§ WORK TO DO: Copy all lines holding the word "when" from the entries.

Some records:

--- BEGIN ---

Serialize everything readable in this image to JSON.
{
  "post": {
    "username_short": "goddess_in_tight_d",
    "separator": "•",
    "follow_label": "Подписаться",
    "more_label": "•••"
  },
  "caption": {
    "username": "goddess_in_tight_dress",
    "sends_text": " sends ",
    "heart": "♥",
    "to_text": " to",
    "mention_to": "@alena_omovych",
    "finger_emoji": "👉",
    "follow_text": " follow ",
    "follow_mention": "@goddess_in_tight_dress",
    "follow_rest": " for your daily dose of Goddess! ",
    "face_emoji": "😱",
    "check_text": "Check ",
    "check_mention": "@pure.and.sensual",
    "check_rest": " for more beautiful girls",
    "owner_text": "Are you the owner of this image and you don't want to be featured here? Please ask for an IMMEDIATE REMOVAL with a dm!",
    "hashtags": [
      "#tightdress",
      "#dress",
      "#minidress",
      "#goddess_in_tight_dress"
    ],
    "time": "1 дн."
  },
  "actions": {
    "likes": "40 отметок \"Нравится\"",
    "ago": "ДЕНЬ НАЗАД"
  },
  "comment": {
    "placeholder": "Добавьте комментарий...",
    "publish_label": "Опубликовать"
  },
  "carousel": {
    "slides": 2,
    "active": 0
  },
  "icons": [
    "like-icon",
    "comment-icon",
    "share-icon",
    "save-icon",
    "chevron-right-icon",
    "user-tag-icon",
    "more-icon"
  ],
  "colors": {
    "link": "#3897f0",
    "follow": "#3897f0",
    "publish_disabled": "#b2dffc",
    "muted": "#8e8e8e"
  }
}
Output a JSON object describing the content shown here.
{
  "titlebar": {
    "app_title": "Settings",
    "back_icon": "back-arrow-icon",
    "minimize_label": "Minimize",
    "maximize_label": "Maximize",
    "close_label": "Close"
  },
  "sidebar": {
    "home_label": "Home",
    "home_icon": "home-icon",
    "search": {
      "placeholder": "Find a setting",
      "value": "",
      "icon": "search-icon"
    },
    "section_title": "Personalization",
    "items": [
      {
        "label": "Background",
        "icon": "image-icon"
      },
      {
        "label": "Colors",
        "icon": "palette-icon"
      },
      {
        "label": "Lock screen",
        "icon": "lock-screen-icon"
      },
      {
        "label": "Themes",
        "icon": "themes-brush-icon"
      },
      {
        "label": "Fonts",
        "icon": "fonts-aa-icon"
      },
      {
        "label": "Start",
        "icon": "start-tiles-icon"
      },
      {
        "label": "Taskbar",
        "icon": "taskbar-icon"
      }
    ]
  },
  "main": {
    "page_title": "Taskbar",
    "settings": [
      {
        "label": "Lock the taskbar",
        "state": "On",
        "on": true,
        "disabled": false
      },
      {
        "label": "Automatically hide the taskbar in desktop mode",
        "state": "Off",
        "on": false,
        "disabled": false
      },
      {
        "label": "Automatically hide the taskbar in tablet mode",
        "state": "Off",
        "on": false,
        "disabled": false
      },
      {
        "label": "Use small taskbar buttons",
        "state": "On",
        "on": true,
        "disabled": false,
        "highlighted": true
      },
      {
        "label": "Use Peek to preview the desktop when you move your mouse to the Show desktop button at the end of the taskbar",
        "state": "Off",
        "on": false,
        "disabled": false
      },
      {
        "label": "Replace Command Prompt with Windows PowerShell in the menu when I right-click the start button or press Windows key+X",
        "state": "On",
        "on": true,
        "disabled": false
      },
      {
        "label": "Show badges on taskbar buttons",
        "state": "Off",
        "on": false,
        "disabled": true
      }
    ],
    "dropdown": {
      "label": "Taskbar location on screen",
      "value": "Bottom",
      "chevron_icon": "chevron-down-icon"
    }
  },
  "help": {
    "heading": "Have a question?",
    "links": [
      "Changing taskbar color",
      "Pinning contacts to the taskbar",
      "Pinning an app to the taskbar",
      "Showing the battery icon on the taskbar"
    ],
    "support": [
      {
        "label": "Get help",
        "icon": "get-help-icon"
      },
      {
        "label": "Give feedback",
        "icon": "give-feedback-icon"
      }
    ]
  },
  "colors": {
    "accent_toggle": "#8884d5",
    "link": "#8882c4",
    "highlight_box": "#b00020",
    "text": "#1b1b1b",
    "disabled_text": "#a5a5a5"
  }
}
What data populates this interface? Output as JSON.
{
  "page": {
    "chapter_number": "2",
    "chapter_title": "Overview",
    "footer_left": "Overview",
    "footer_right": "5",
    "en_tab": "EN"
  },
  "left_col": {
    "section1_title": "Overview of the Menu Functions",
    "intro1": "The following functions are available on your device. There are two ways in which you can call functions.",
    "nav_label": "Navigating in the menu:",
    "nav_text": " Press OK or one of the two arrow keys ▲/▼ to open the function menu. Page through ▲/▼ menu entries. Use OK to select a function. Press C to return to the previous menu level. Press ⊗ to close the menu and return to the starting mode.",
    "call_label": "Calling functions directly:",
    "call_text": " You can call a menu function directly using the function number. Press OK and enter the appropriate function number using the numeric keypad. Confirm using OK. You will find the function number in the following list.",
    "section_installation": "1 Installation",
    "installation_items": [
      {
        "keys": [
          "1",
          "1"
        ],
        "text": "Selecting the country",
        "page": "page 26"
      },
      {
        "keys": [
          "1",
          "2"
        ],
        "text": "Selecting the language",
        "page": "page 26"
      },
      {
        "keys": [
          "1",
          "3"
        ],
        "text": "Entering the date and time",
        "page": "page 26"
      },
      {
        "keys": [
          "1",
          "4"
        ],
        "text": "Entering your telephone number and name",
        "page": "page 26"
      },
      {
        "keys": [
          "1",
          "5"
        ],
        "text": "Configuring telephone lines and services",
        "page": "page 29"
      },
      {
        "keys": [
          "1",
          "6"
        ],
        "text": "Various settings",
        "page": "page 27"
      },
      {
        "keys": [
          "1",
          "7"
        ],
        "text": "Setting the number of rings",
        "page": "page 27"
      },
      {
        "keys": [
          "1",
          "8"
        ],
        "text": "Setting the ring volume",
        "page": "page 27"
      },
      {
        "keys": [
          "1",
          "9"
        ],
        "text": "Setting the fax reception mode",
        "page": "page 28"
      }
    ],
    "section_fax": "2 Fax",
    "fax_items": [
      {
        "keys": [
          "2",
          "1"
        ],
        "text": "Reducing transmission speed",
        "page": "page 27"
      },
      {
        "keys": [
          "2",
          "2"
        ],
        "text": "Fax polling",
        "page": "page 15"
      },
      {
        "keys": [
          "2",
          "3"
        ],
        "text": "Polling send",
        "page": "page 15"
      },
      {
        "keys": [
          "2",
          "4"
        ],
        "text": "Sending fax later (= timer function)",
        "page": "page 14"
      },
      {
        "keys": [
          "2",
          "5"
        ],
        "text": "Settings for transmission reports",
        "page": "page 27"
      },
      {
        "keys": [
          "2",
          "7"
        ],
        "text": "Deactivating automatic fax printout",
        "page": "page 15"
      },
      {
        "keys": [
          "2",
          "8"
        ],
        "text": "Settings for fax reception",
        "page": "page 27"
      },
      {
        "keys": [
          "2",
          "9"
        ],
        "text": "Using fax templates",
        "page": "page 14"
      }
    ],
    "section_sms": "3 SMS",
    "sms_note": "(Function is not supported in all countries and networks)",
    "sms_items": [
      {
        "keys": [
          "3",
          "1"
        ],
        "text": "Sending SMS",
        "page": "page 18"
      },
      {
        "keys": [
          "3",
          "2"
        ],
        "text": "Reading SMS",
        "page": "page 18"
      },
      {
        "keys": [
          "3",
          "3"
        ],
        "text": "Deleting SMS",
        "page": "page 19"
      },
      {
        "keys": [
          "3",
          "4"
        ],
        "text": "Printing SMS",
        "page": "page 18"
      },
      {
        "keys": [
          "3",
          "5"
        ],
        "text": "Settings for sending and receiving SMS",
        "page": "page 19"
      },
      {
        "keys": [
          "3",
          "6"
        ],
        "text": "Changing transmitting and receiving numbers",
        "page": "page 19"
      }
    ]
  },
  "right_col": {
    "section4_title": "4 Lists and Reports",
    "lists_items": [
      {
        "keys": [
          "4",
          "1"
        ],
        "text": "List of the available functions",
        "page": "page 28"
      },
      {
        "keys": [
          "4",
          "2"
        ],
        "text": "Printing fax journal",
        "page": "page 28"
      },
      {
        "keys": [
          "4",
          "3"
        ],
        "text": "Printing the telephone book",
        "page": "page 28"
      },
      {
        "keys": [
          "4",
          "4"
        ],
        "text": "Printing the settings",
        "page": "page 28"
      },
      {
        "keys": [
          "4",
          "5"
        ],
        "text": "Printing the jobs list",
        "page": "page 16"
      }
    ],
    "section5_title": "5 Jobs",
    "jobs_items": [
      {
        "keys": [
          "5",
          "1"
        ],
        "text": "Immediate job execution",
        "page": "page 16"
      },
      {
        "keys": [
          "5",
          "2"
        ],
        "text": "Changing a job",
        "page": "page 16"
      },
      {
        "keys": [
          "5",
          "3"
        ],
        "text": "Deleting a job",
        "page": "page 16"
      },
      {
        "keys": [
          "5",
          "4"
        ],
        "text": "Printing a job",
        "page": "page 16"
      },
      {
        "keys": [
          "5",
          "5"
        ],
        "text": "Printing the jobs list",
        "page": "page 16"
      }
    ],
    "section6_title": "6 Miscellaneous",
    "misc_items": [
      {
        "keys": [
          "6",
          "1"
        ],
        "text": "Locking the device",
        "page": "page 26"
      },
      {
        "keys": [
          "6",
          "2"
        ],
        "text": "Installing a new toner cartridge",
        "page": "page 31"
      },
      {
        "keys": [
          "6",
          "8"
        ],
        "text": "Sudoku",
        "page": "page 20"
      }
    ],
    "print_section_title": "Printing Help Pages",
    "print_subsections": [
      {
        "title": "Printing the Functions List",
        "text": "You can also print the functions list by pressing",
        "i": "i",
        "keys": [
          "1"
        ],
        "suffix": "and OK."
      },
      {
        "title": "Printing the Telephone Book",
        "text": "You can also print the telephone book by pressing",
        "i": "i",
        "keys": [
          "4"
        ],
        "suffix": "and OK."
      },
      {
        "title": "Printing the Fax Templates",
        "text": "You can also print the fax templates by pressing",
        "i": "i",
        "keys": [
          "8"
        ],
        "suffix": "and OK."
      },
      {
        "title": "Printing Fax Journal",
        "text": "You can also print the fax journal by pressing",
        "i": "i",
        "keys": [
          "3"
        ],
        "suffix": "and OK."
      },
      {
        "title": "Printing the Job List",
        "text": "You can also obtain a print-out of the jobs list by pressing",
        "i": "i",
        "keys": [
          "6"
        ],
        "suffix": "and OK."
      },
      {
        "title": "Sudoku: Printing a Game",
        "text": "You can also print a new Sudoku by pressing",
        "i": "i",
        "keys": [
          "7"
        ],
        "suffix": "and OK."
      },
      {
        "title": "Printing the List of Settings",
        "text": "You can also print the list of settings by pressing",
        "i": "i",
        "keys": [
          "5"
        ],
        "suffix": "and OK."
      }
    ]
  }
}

--- END ---

§ FULL ANSWER:
        "label": "Use Peek to preview the desktop when you move your mouse to the Show desktop button at the end of the taskbar",
        "label": "Replace Command Prompt with Windows PowerShell in the menu when I right-click the start button or press Windows key+X",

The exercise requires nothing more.